PROBLEM DETAILS
From the entries below, extract every line that includes the word "Ville".

── DATA SUPPLIED ──

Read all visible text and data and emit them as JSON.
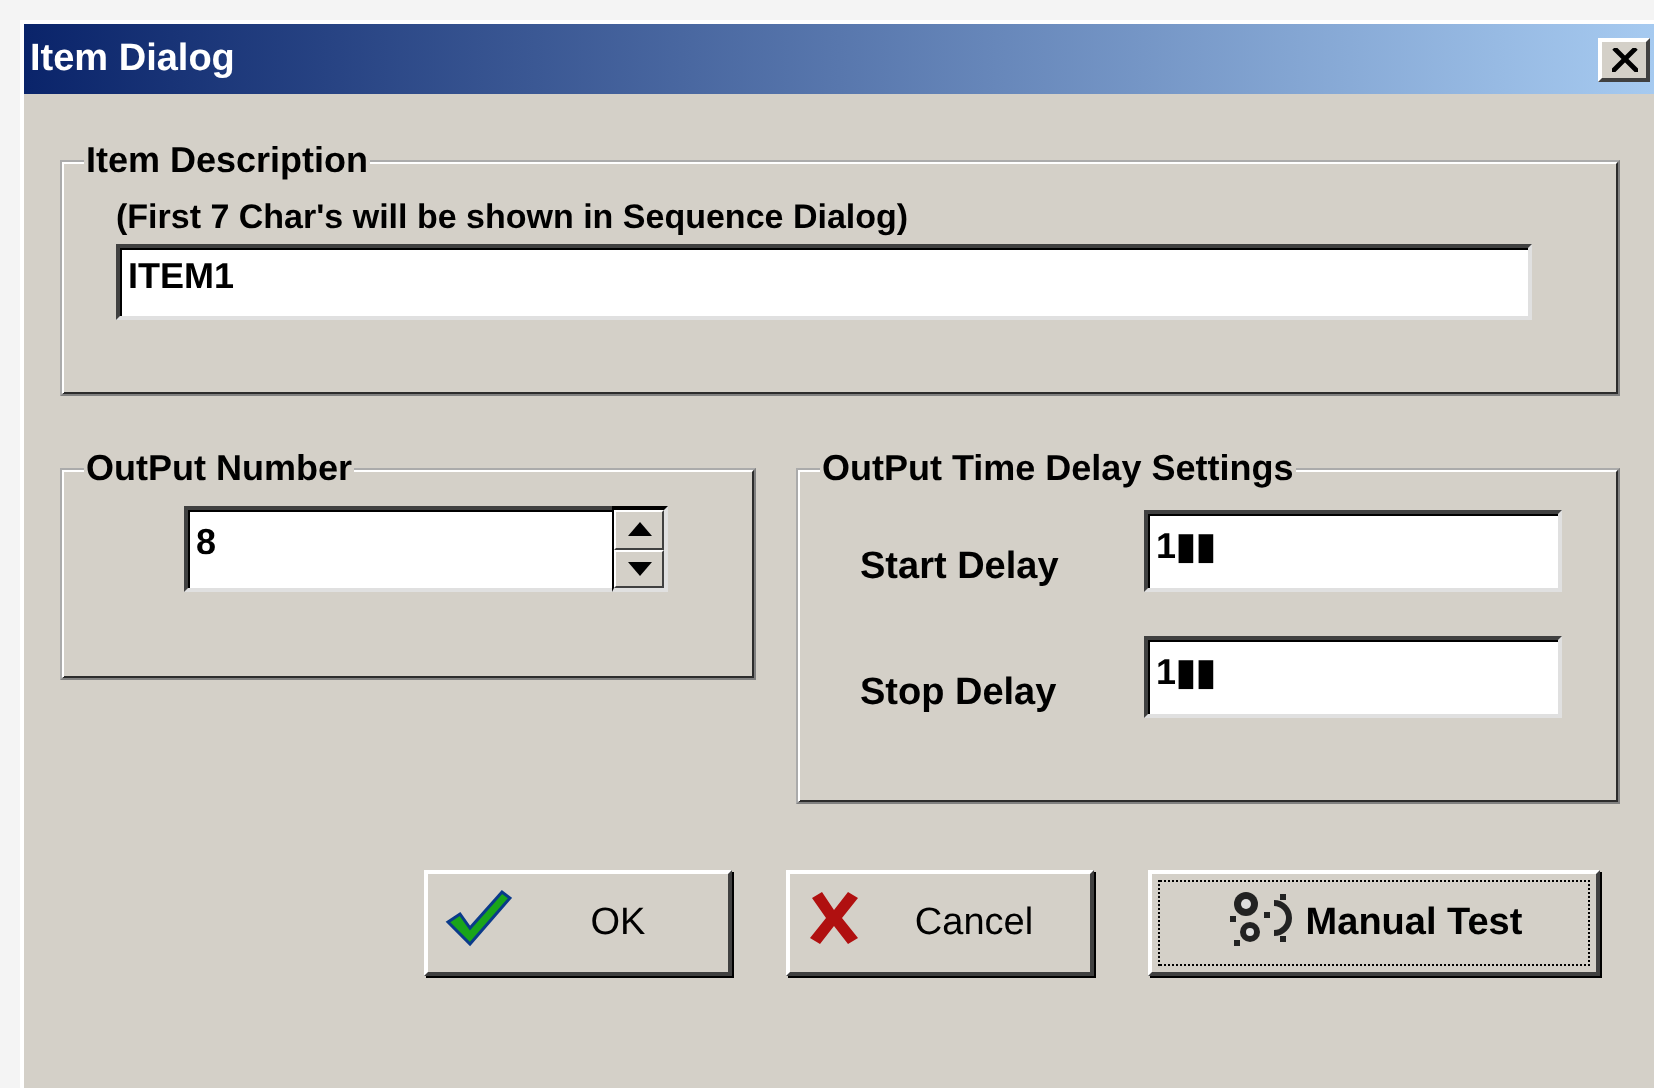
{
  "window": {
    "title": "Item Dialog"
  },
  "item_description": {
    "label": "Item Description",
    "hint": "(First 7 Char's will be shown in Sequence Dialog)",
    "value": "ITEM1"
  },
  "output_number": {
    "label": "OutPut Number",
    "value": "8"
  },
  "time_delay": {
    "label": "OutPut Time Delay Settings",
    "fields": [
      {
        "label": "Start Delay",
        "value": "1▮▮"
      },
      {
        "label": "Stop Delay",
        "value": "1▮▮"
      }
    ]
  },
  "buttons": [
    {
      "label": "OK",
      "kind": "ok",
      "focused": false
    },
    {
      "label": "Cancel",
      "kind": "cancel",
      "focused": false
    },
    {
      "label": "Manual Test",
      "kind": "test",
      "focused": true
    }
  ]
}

───
── DATA SUPPLIED ──

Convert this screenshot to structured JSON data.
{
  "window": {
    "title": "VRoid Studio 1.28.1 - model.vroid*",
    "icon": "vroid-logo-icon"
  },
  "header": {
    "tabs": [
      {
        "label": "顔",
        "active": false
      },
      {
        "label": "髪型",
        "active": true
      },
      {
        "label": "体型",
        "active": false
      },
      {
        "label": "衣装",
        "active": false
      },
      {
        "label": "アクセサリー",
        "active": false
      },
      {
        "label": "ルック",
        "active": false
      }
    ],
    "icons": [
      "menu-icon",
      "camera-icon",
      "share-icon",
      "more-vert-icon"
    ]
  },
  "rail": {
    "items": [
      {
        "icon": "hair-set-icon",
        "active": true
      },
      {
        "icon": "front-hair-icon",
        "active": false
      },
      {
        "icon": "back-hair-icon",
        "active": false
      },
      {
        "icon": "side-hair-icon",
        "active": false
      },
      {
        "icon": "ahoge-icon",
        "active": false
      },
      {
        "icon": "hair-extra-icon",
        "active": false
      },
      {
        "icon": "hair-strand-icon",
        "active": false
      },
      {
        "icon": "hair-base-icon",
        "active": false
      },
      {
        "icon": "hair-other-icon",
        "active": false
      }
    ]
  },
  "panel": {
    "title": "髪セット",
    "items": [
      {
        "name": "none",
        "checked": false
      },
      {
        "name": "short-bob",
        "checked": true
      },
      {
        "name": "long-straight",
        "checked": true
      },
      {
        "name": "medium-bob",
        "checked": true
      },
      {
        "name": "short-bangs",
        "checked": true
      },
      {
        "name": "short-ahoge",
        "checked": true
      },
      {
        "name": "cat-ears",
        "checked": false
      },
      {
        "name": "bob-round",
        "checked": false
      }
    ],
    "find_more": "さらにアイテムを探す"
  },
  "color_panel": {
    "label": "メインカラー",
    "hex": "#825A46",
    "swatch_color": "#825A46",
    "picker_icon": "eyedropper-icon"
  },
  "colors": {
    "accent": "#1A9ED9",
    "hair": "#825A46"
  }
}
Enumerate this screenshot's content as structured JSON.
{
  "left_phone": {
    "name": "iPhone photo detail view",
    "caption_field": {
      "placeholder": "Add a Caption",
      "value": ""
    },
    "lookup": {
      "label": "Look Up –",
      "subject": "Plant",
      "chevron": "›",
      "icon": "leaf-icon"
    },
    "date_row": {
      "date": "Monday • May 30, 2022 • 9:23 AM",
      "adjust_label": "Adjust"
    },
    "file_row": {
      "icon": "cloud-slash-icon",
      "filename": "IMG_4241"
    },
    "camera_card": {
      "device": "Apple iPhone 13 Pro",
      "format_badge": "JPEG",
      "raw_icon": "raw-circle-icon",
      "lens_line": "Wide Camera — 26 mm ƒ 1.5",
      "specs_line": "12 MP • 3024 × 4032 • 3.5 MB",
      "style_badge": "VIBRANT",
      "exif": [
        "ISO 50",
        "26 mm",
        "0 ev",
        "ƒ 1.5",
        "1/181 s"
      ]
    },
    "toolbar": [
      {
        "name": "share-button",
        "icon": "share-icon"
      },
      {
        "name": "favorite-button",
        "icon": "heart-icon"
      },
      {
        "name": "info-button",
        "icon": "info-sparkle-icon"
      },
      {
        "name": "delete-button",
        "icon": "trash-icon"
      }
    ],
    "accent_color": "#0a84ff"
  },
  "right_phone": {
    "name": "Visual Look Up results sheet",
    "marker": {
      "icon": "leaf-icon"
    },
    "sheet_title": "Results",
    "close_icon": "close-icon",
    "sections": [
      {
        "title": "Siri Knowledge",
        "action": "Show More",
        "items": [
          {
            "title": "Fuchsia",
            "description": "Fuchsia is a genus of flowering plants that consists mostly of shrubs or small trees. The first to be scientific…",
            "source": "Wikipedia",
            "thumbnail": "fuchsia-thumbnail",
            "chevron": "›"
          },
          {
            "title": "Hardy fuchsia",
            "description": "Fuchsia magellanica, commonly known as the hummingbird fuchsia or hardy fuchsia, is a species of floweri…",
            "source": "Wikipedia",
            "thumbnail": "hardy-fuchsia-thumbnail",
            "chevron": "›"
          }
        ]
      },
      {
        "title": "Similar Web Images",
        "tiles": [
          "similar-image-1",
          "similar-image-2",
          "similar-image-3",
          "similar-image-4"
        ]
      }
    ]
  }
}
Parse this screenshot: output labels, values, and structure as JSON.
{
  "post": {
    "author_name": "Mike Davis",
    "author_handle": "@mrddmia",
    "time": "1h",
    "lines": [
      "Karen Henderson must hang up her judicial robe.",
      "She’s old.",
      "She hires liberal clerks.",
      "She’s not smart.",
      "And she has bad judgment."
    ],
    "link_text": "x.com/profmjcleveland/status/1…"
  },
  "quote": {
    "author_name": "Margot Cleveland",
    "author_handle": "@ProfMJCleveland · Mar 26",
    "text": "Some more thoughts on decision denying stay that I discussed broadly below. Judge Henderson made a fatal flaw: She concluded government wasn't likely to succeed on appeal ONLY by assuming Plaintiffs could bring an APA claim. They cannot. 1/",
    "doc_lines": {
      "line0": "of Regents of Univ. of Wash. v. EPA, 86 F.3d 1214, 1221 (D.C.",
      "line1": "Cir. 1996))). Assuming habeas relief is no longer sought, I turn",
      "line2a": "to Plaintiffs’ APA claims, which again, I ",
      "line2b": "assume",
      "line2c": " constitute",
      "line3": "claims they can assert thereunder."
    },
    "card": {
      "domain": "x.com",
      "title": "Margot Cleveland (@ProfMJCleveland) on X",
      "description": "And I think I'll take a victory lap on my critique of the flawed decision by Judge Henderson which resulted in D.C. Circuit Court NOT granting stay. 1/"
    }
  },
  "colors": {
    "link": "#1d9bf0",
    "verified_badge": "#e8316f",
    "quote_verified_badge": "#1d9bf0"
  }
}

───
── DATA SUPPLIED ──

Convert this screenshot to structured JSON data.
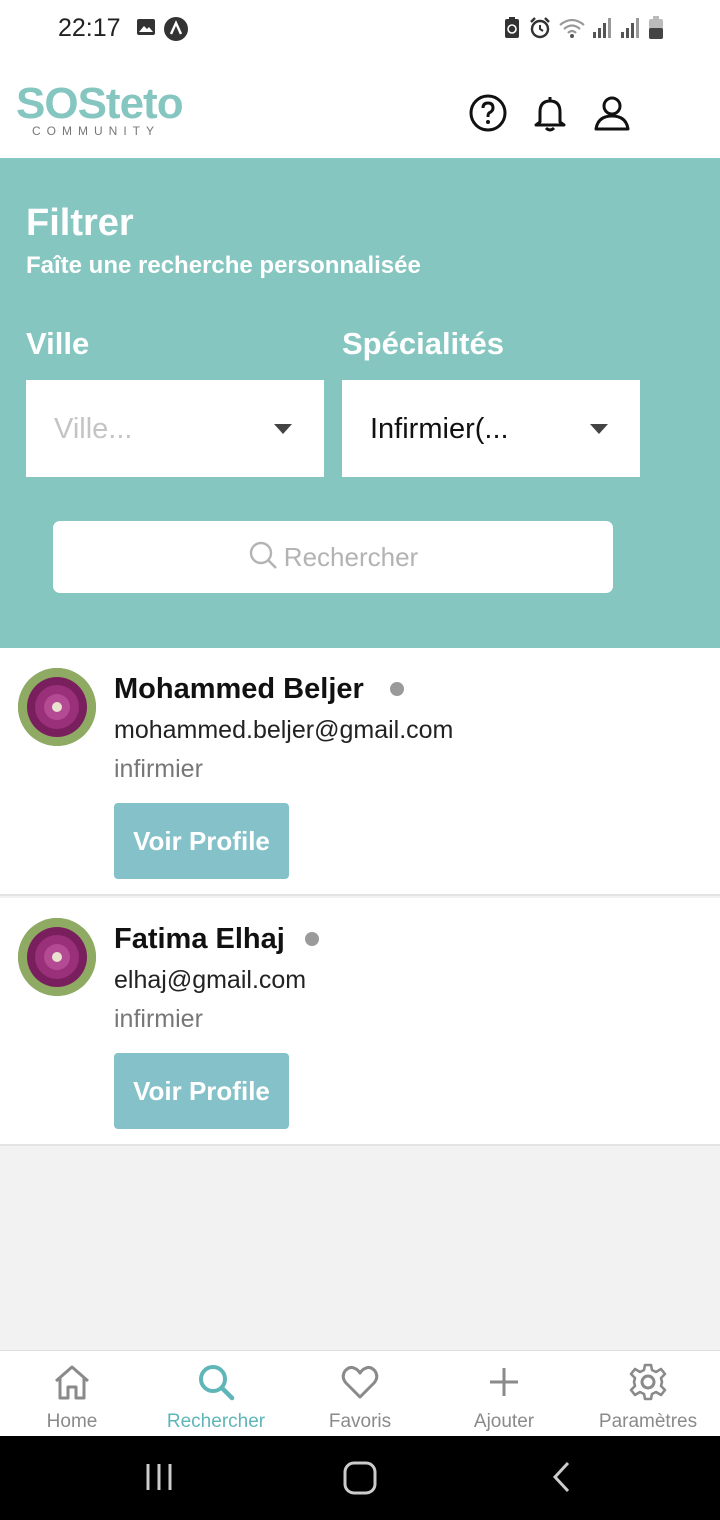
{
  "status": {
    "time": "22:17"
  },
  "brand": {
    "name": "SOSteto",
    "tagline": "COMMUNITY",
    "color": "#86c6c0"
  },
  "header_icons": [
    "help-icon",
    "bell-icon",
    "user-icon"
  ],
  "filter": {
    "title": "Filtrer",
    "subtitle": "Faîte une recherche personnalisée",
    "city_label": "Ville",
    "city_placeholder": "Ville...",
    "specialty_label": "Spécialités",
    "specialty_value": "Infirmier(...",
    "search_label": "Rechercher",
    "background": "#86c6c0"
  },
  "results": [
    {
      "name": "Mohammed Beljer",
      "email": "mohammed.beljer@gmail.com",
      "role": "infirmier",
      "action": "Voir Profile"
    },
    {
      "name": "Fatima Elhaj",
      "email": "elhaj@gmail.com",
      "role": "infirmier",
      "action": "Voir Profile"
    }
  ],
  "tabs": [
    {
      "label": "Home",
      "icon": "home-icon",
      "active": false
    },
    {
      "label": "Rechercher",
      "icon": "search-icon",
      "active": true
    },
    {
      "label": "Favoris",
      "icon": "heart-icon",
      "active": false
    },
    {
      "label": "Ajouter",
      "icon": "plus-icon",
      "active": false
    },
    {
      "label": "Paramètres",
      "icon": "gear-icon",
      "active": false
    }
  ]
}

───

SOLUTION TO THE PROBLEM
    "city_label": "Ville",
    "city_placeholder": "Ville...",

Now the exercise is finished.